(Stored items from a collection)
>> Start

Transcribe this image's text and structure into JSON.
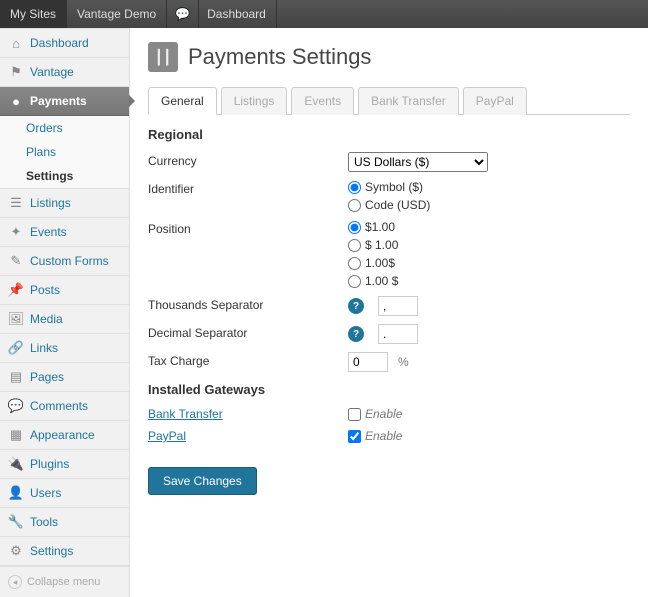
{
  "adminbar": {
    "mysites": "My Sites",
    "sitename": "Vantage Demo",
    "dashboard": "Dashboard"
  },
  "sidebar": {
    "items": [
      {
        "label": "Dashboard",
        "icon": "⌂"
      },
      {
        "label": "Vantage",
        "icon": "⚑"
      },
      {
        "label": "Payments",
        "icon": "💰",
        "active": true,
        "sub": [
          {
            "label": "Orders"
          },
          {
            "label": "Plans"
          },
          {
            "label": "Settings",
            "sel": true
          }
        ]
      },
      {
        "label": "Listings",
        "icon": "☰"
      },
      {
        "label": "Events",
        "icon": "✦"
      },
      {
        "label": "Custom Forms",
        "icon": "✎"
      },
      {
        "label": "Posts",
        "icon": "📌"
      },
      {
        "label": "Media",
        "icon": "🖼"
      },
      {
        "label": "Links",
        "icon": "🔗"
      },
      {
        "label": "Pages",
        "icon": "▤"
      },
      {
        "label": "Comments",
        "icon": "💬"
      },
      {
        "label": "Appearance",
        "icon": "▦"
      },
      {
        "label": "Plugins",
        "icon": "🔌"
      },
      {
        "label": "Users",
        "icon": "👤"
      },
      {
        "label": "Tools",
        "icon": "🔧"
      },
      {
        "label": "Settings",
        "icon": "⚙"
      }
    ],
    "collapse": "Collapse menu"
  },
  "page": {
    "title": "Payments Settings",
    "tabs": [
      "General",
      "Listings",
      "Events",
      "Bank Transfer",
      "PayPal"
    ]
  },
  "sections": {
    "regional": "Regional",
    "gateways": "Installed Gateways"
  },
  "form": {
    "currency_label": "Currency",
    "currency_value": "US Dollars ($)",
    "identifier_label": "Identifier",
    "identifier_options": [
      "Symbol ($)",
      "Code (USD)"
    ],
    "position_label": "Position",
    "position_options": [
      "$1.00",
      "$ 1.00",
      "1.00$",
      "1.00 $"
    ],
    "thousands_label": "Thousands Separator",
    "thousands_value": ",",
    "decimal_label": "Decimal Separator",
    "decimal_value": ".",
    "tax_label": "Tax Charge",
    "tax_value": "0",
    "pct": "%"
  },
  "gateways": {
    "bank": "Bank Transfer",
    "paypal": "PayPal",
    "enable": "Enable"
  },
  "buttons": {
    "save": "Save Changes"
  }
}
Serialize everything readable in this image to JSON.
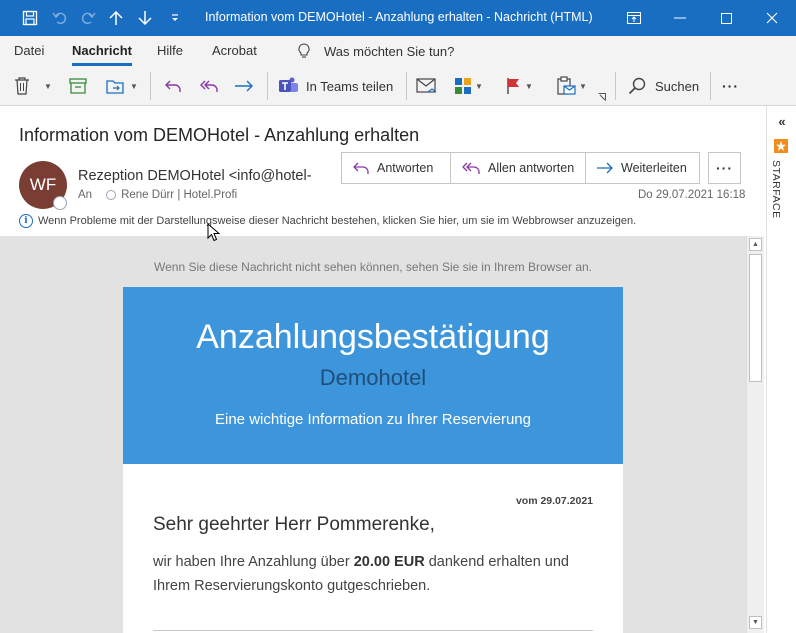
{
  "window": {
    "title": "Information vom DEMOHotel - Anzahlung erhalten  -  Nachricht (HTML)"
  },
  "menu": {
    "tabs": [
      "Datei",
      "Nachricht",
      "Hilfe",
      "Acrobat"
    ],
    "active_tab": "Nachricht",
    "tell_me": "Was möchten Sie tun?"
  },
  "toolbar": {
    "teams_label": "In Teams teilen",
    "search_label": "Suchen",
    "more_label": "···"
  },
  "side_panel": {
    "collapse": "«",
    "label": "STARFACE"
  },
  "message": {
    "subject": "Information vom DEMOHotel - Anzahlung erhalten",
    "avatar_initials": "WF",
    "sender": "Rezeption DEMOHotel <info@hotel-",
    "to_label": "An",
    "recipient": "Rene Dürr | Hotel.Profi",
    "date": "Do 29.07.2021 16:18",
    "reply": "Antworten",
    "reply_all": "Allen antworten",
    "forward": "Weiterleiten",
    "more": "···",
    "infobar": "Wenn Probleme mit der Darstellungsweise dieser Nachricht bestehen, klicken Sie hier, um sie im Webbrowser anzuzeigen."
  },
  "email": {
    "browser_note": "Wenn Sie diese Nachricht nicht sehen können, sehen Sie sie in Ihrem Browser an.",
    "header_title": "Anzahlungsbestätigung",
    "header_subtitle": "Demohotel",
    "header_info": "Eine wichtige Information zu Ihrer Reservierung",
    "header_color": "#3d96dc",
    "date_line": "vom 29.07.2021",
    "salutation": "Sehr geehrter Herr Pommerenke,",
    "para_pre": "wir haben Ihre Anzahlung über ",
    "amount": "20.00 EUR",
    "para_post": " dankend erhalten und Ihrem Reservierungskonto gutgeschrieben."
  }
}
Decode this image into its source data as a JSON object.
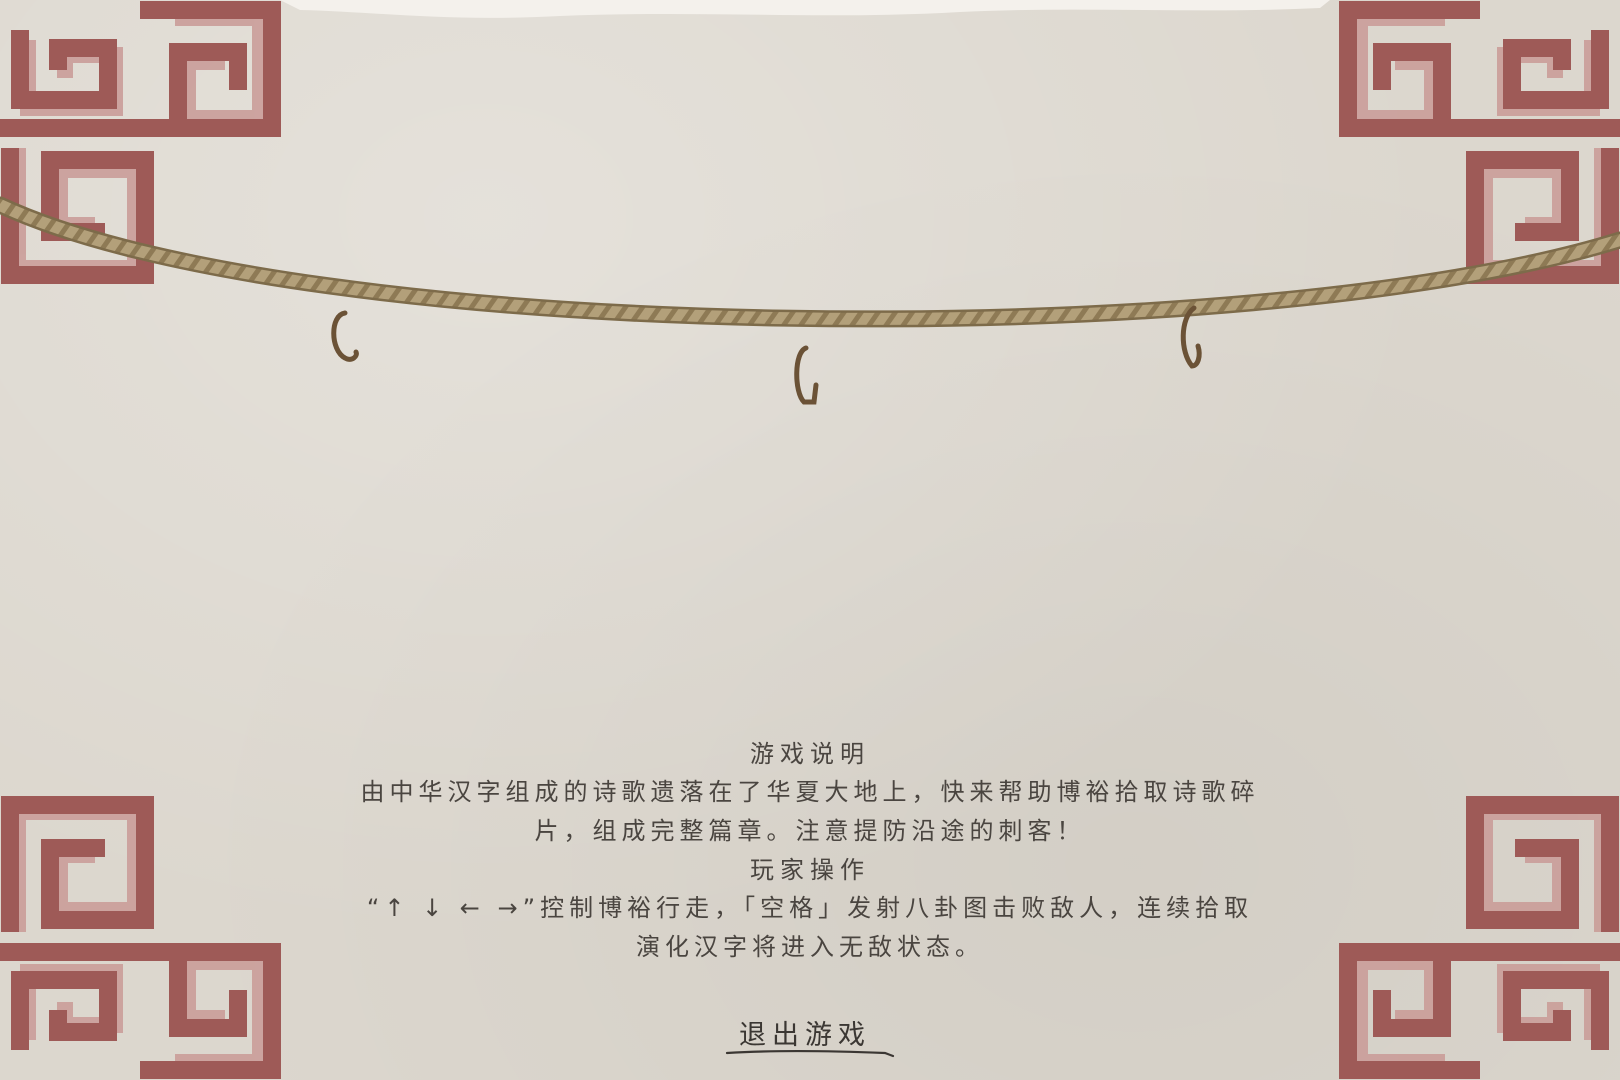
{
  "instructions": {
    "title": "游戏说明",
    "description_line1": "由中华汉字组成的诗歌遗落在了华夏大地上，快来帮助博裕拾取诗歌碎",
    "description_line2": "片，组成完整篇章。注意提防沿途的刺客！",
    "controls_title": "玩家操作",
    "controls_line1": "“↑ ↓ ← →”控制博裕行走，「空格」发射八卦图击败敌人，连续拾取",
    "controls_line2": "演化汉字将进入无敌状态。"
  },
  "exit_button": {
    "label": "退出游戏"
  },
  "colors": {
    "background": "#dcd7ce",
    "frame_red": "#9e5a57",
    "frame_light": "#c99a96",
    "rope": "#a8946a",
    "hook": "#6b5236",
    "text": "#4a4540"
  },
  "icons": [
    "rope",
    "hook",
    "corner-fret-pattern"
  ]
}
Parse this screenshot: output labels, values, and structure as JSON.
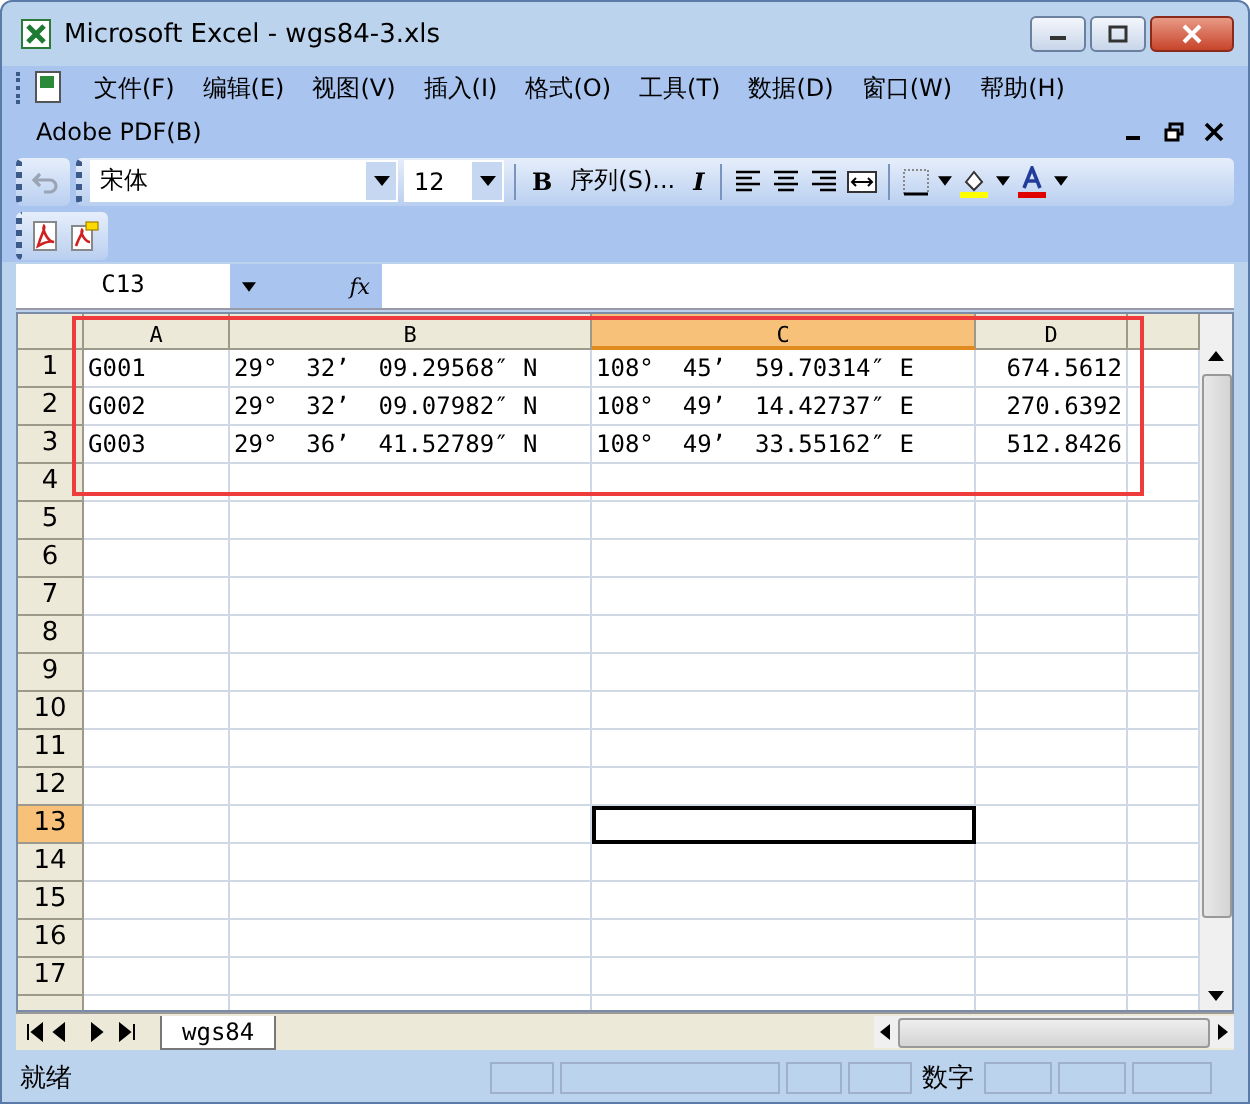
{
  "window": {
    "title": "Microsoft Excel - wgs84-3.xls"
  },
  "menu": [
    "文件(F)",
    "编辑(E)",
    "视图(V)",
    "插入(I)",
    "格式(O)",
    "工具(T)",
    "数据(D)",
    "窗口(W)",
    "帮助(H)"
  ],
  "menu2": [
    "Adobe PDF(B)"
  ],
  "toolbar": {
    "font": "宋体",
    "size": "12",
    "bold": "B",
    "sequence": "序列(S)...",
    "italic": "I"
  },
  "name_box": "C13",
  "formula_label": "fx",
  "columns": [
    {
      "label": "A",
      "selected": false
    },
    {
      "label": "B",
      "selected": false
    },
    {
      "label": "C",
      "selected": true
    },
    {
      "label": "D",
      "selected": false
    }
  ],
  "rows": [
    {
      "label": "1",
      "selected": false,
      "cells": [
        "G001",
        "29°  32’  09.29568″ N",
        "108°  45’  59.70314″ E",
        "674.5612"
      ]
    },
    {
      "label": "2",
      "selected": false,
      "cells": [
        "G002",
        "29°  32’  09.07982″ N",
        "108°  49’  14.42737″ E",
        "270.6392"
      ]
    },
    {
      "label": "3",
      "selected": false,
      "cells": [
        "G003",
        "29°  36’  41.52789″ N",
        "108°  49’  33.55162″ E",
        "512.8426"
      ]
    },
    {
      "label": "4",
      "selected": false,
      "cells": []
    },
    {
      "label": "5",
      "selected": false,
      "cells": []
    },
    {
      "label": "6",
      "selected": false,
      "cells": []
    },
    {
      "label": "7",
      "selected": false,
      "cells": []
    },
    {
      "label": "8",
      "selected": false,
      "cells": []
    },
    {
      "label": "9",
      "selected": false,
      "cells": []
    },
    {
      "label": "10",
      "selected": false,
      "cells": []
    },
    {
      "label": "11",
      "selected": false,
      "cells": []
    },
    {
      "label": "12",
      "selected": false,
      "cells": []
    },
    {
      "label": "13",
      "selected": true,
      "cells": []
    },
    {
      "label": "14",
      "selected": false,
      "cells": []
    },
    {
      "label": "15",
      "selected": false,
      "cells": []
    },
    {
      "label": "16",
      "selected": false,
      "cells": []
    },
    {
      "label": "17",
      "selected": false,
      "cells": []
    }
  ],
  "sheet_tabs": [
    {
      "label": "wgs84",
      "selected": true
    }
  ],
  "status_bar": {
    "status": "就绪",
    "mode": "数字"
  }
}
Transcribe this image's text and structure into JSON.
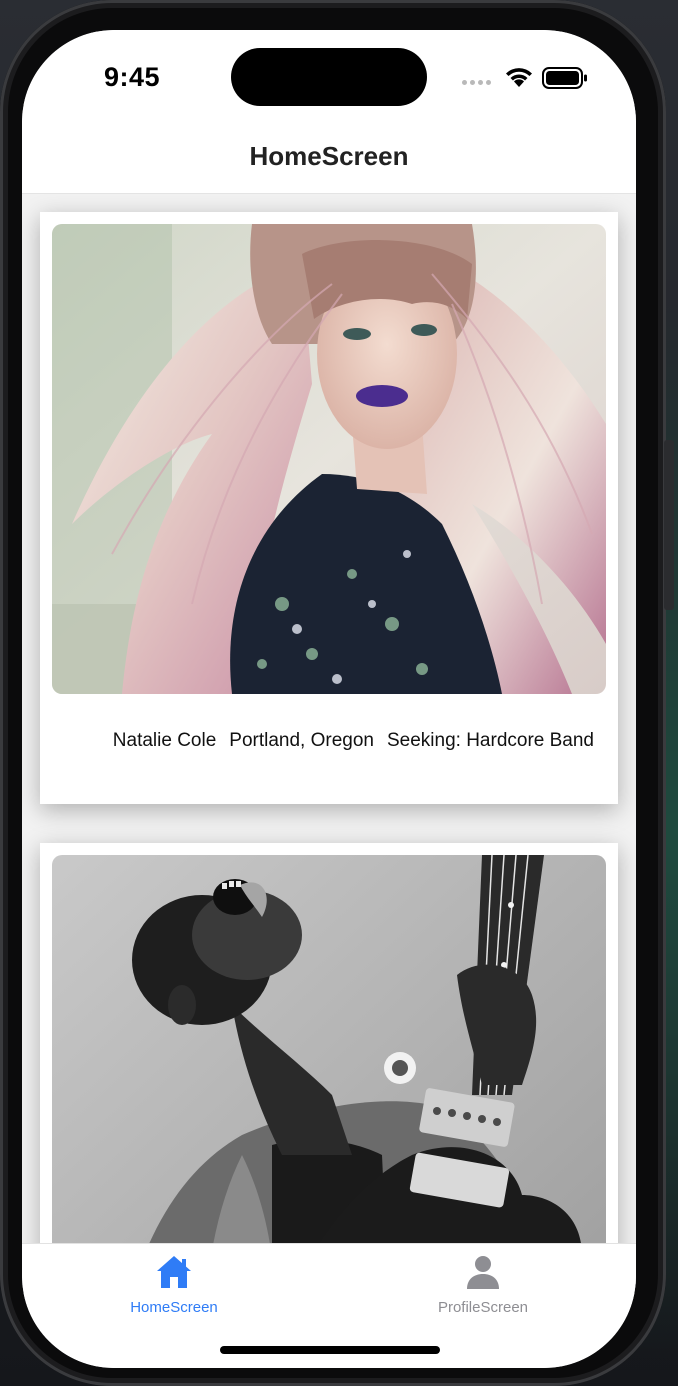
{
  "status_bar": {
    "time": "9:45"
  },
  "header": {
    "title": "HomeScreen"
  },
  "feed": {
    "cards": [
      {
        "name": "Natalie Cole",
        "location": "Portland, Oregon",
        "seeking": "Seeking: Hardcore Band",
        "image": "woman-with-pink-hair-photo"
      },
      {
        "image": "guitarist-black-and-white-photo"
      }
    ]
  },
  "tab_bar": {
    "tabs": [
      {
        "label": "HomeScreen",
        "icon": "home-icon",
        "active": true
      },
      {
        "label": "ProfileScreen",
        "icon": "person-icon",
        "active": false
      }
    ],
    "active_color": "#2f7cf6",
    "inactive_color": "#8e8e93"
  }
}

>> End

Exercise objective: Find the string "photo" in the listing and return every line that holds it.

Result of the exercise:
        "image": "woman-with-pink-hair-photo"
        "image": "guitarist-black-and-white-photo"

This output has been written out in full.